■ Provided records:
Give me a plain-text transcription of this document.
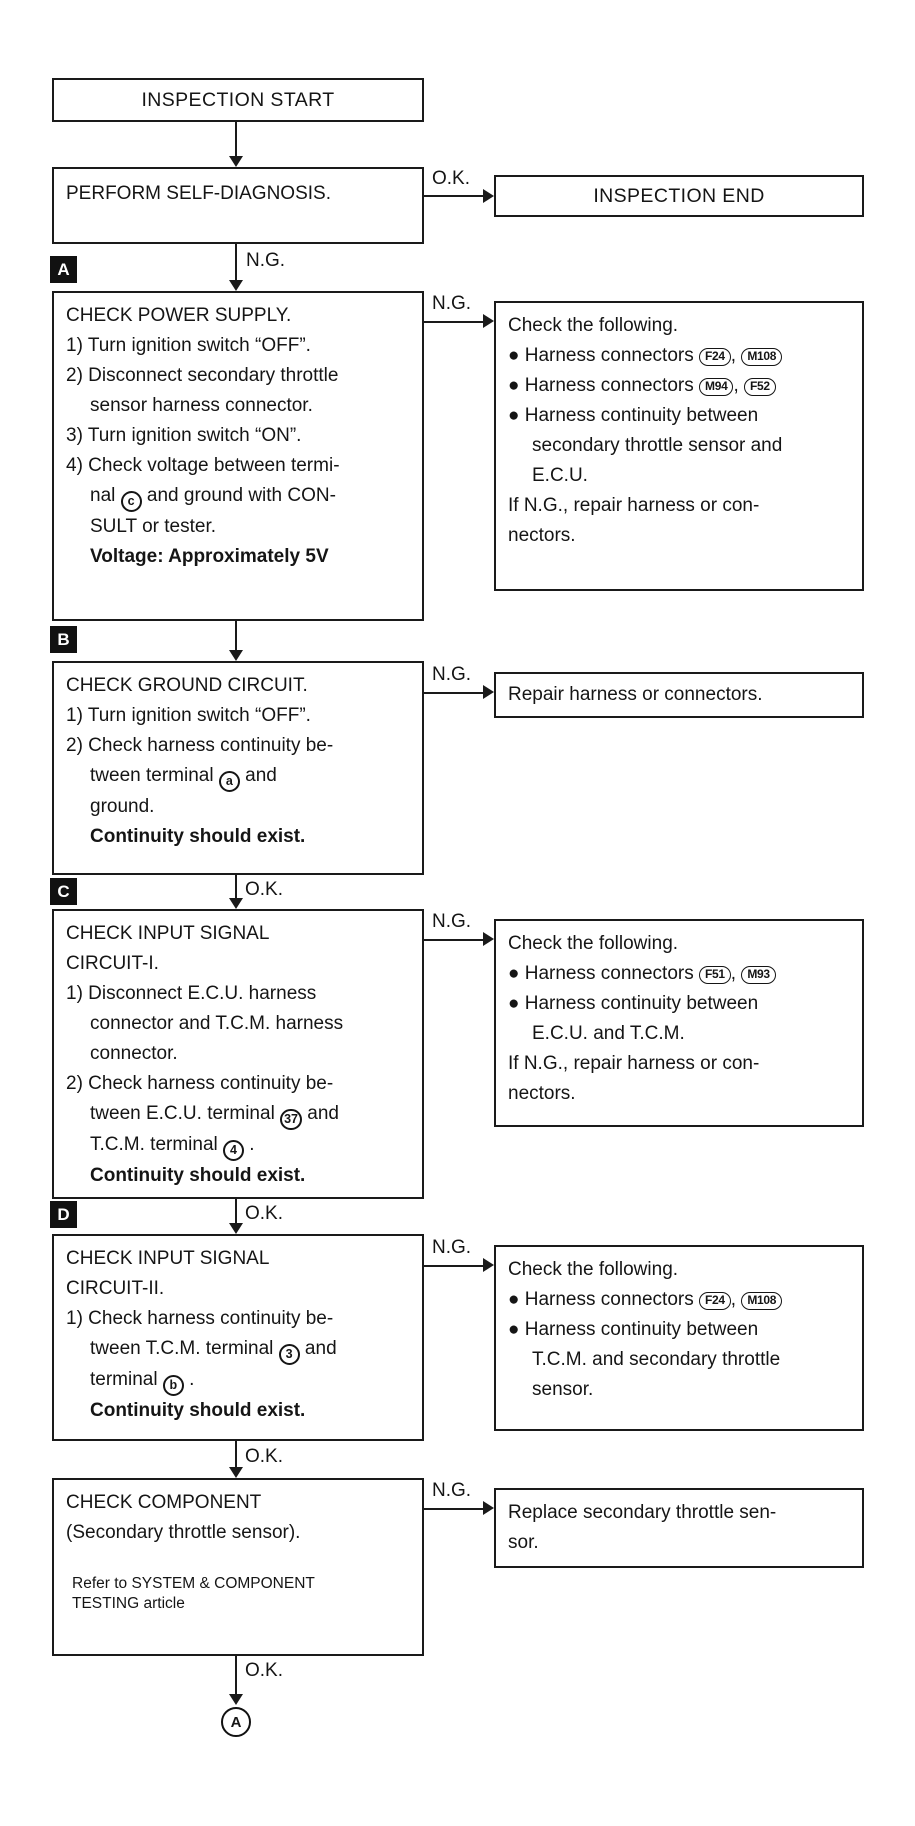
INSPECTION START
PERFORM SELF-DIAGNOSIS.
O.K.
INSPECTION END
N.G.
A
CHECK POWER SUPPLY.
1) Turn ignition switch “OFF”.
2) Disconnect secondary throttle
sensor harness connector.
3) Turn ignition switch “ON”.
4) Check voltage between termi-
nal c and ground with CON-
SULT or tester.
Voltage: Approximately 5V
N.G.
Check the following.
● Harness connectors F24 , M108
● Harness connectors M94 , F52
● Harness continuity between
secondary throttle sensor and
E.C.U.
If N.G., repair harness or con-
nectors.
B
CHECK GROUND CIRCUIT.
1) Turn ignition switch “OFF”.
2) Check harness continuity be-
tween terminal a and
ground.
Continuity should exist.
N.G.
Repair harness or connectors.
O.K.
C
CHECK INPUT SIGNAL
CIRCUIT-I.
1) Disconnect E.C.U. harness
connector and T.C.M. harness
connector.
2) Check harness continuity be-
tween E.C.U. terminal 37 and
T.C.M. terminal 4 .
Continuity should exist.
N.G.
Check the following.
● Harness connectors F51 , M93
● Harness continuity between
E.C.U. and T.C.M.
If N.G., repair harness or con-
nectors.
O.K.
D
CHECK INPUT SIGNAL
CIRCUIT-II.
1) Check harness continuity be-
tween T.C.M. terminal 3 and
terminal b .
Continuity should exist.
N.G.
Check the following.
● Harness connectors F24 , M108
● Harness continuity between
T.C.M. and secondary throttle
sensor.
O.K.
CHECK COMPONENT
(Secondary throttle sensor).
Refer to SYSTEM & COMPONENT
TESTING article
N.G.
Replace secondary throttle sen-
sor.
O.K.
A
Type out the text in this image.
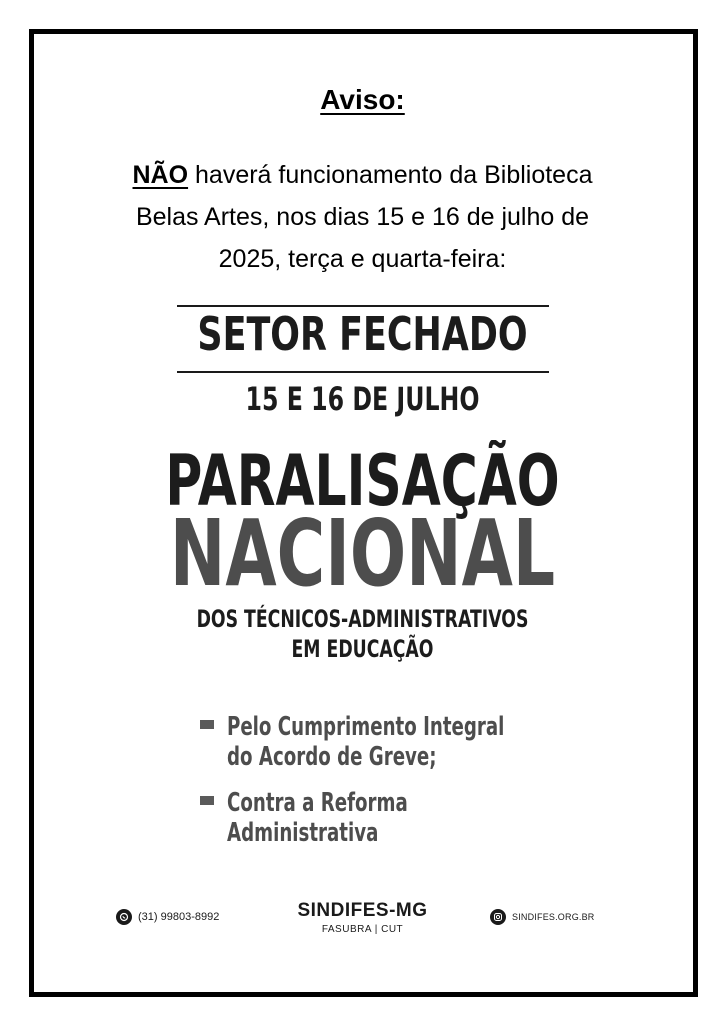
Aviso:
NÃO haverá funcionamento da Biblioteca
Belas Artes, nos dias 15 e 16 de julho de
2025, terça e quarta-feira:
SETOR FECHADO
15 E 16 DE JULHO
PARALISAÇÃO
NACIONAL
DOS TÉCNICOS-ADMINISTRATIVOS
EM EDUCAÇÃO
Pelo Cumprimento Integral
do Acordo de Greve;
Contra a Reforma
Administrativa
(31) 99803-8992	SINDIFES-MG
FASUBRA | CUT
SINDIFES.ORG.BR
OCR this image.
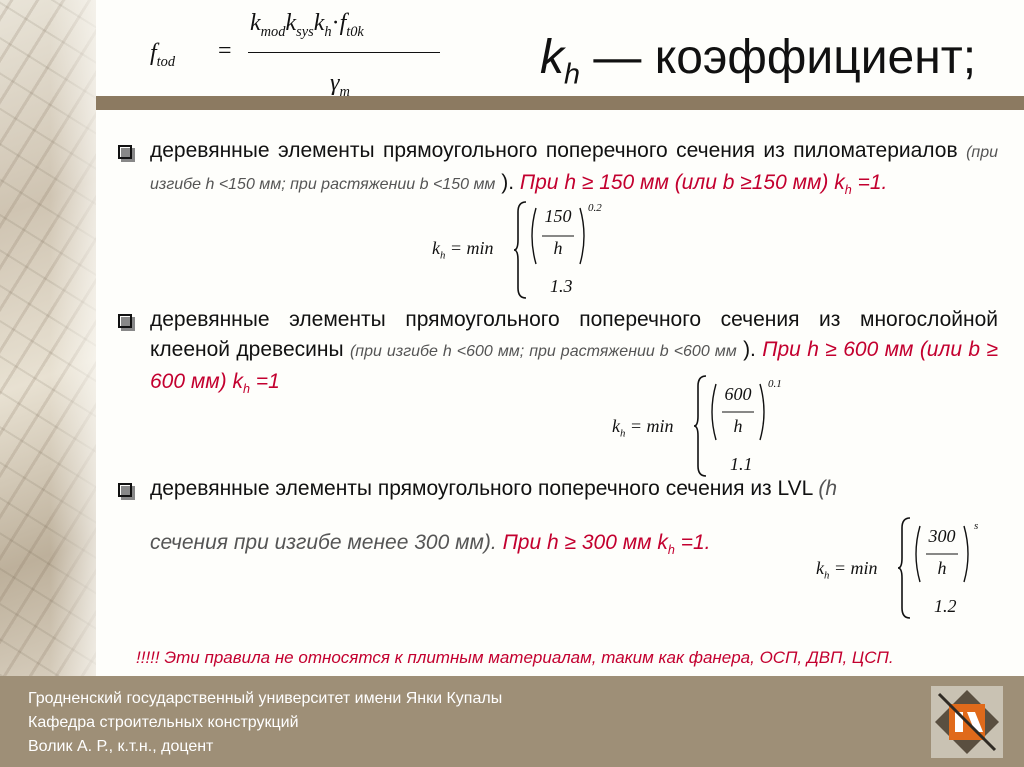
$f_{tod}$ =
$k_{mod}k_{sys}k_h\cdot f_{t0k}$
$\gamma_m$
$k_h$ — коэффициент;
деревянные элементы прямоугольного поперечного сечения из пиломатериалов (при изгибе h <150 мм; при растяжении b <150 мм ). При h ≥ 150 мм (или b ≥150 мм) $k_h =1$.
$k_h = \min$
150
h
0.2
1.3
деревянные элементы прямоугольного поперечного сечения из многослойной клееной древесины (при изгибе h <600 мм; при растяжении b <600 мм ). При h ≥ 600 мм (или b ≥ 600 мм) $k_h =1$
$k_h = \min$
600
h
0.1
1.1
деревянные элементы прямоугольного поперечного сечения из LVL (h
сечения при изгибе менее 300 мм). При h ≥ 300 мм $k_h =1$.
$k_h = \min$
300
h
s
1.2
!!!!! Эти правила не относятся к плитным материалам, таким как фанера, ОСП, ДВП, ЦСП.
Гродненский государственный университет имени Янки Купалы
Кафедра строительных конструкций
Волик А. Р., к.т.н., доцент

■ Short task:
Output the data above without changes, apart from leaving out the pictures.

■ Solution:
Give me a plain-text transcription of this document.
INSPECTION START
PERFORM SELF-DIAGNOSIS.
O.K.
INSPECTION END
N.G.
A
CHECK POWER SUPPLY.
1) Turn ignition switch “OFF”.
2) Disconnect secondary throttle
sensor harness connector.
3) Turn ignition switch “ON”.
4) Check voltage between termi-
nal c and ground with CON-
SULT or tester.
Voltage: Approximately 5V
N.G.
Check the following.
● Harness connectors F24 , M108
● Harness connectors M94 , F52
● Harness continuity between
secondary throttle sensor and
E.C.U.
If N.G., repair harness or con-
nectors.
B
CHECK GROUND CIRCUIT.
1) Turn ignition switch “OFF”.
2) Check harness continuity be-
tween terminal a and
ground.
Continuity should exist.
N.G.
Repair harness or connectors.
O.K.
C
CHECK INPUT SIGNAL
CIRCUIT-I.
1) Disconnect E.C.U. harness
connector and T.C.M. harness
connector.
2) Check harness continuity be-
tween E.C.U. terminal 37 and
T.C.M. terminal 4 .
Continuity should exist.
N.G.
Check the following.
● Harness connectors F51 , M93
● Harness continuity between
E.C.U. and T.C.M.
If N.G., repair harness or con-
nectors.
O.K.
D
CHECK INPUT SIGNAL
CIRCUIT-II.
1) Check harness continuity be-
tween T.C.M. terminal 3 and
terminal b .
Continuity should exist.
N.G.
Check the following.
● Harness connectors F24 , M108
● Harness continuity between
T.C.M. and secondary throttle
sensor.
O.K.
CHECK COMPONENT
(Secondary throttle sensor).
Refer to SYSTEM & COMPONENT
TESTING article
N.G.
Replace secondary throttle sen-
sor.
O.K.
A
Type out the text in this image.
Aviso:
NÃO haverá funcionamento da Biblioteca
Belas Artes, nos dias 15 e 16 de julho de
2025, terça e quarta-feira:
SETOR FECHADO
15 E 16 DE JULHO
PARALISAÇÃO
NACIONAL
DOS TÉCNICOS-ADMINISTRATIVOS
EM EDUCAÇÃO
Pelo Cumprimento Integral
do Acordo de Greve;
Contra a Reforma
Administrativa
(31) 99803-8992	SINDIFES-MG
FASUBRA | CUT
SINDIFES.ORG.BR
OCR this image.
$f_{tod}$ =
$k_{mod}k_{sys}k_h\cdot f_{t0k}$
$\gamma_m$
$k_h$ — коэффициент;
деревянные элементы прямоугольного поперечного сечения из пиломатериалов (при изгибе h <150 мм; при растяжении b <150 мм ). При h ≥ 150 мм (или b ≥150 мм) $k_h =1$.
$k_h = \min$
150
h
0.2
1.3
деревянные элементы прямоугольного поперечного сечения из многослойной клееной древесины (при изгибе h <600 мм; при растяжении b <600 мм ). При h ≥ 600 мм (или b ≥ 600 мм) $k_h =1$
$k_h = \min$
600
h
0.1
1.1
деревянные элементы прямоугольного поперечного сечения из LVL (h
сечения при изгибе менее 300 мм). При h ≥ 300 мм $k_h =1$.
$k_h = \min$
300
h
s
1.2
!!!!! Эти правила не относятся к плитным материалам, таким как фанера, ОСП, ДВП, ЦСП.
Гродненский государственный университет имени Янки Купалы
Кафедра строительных конструкций
Волик А. Р., к.т.н., доцент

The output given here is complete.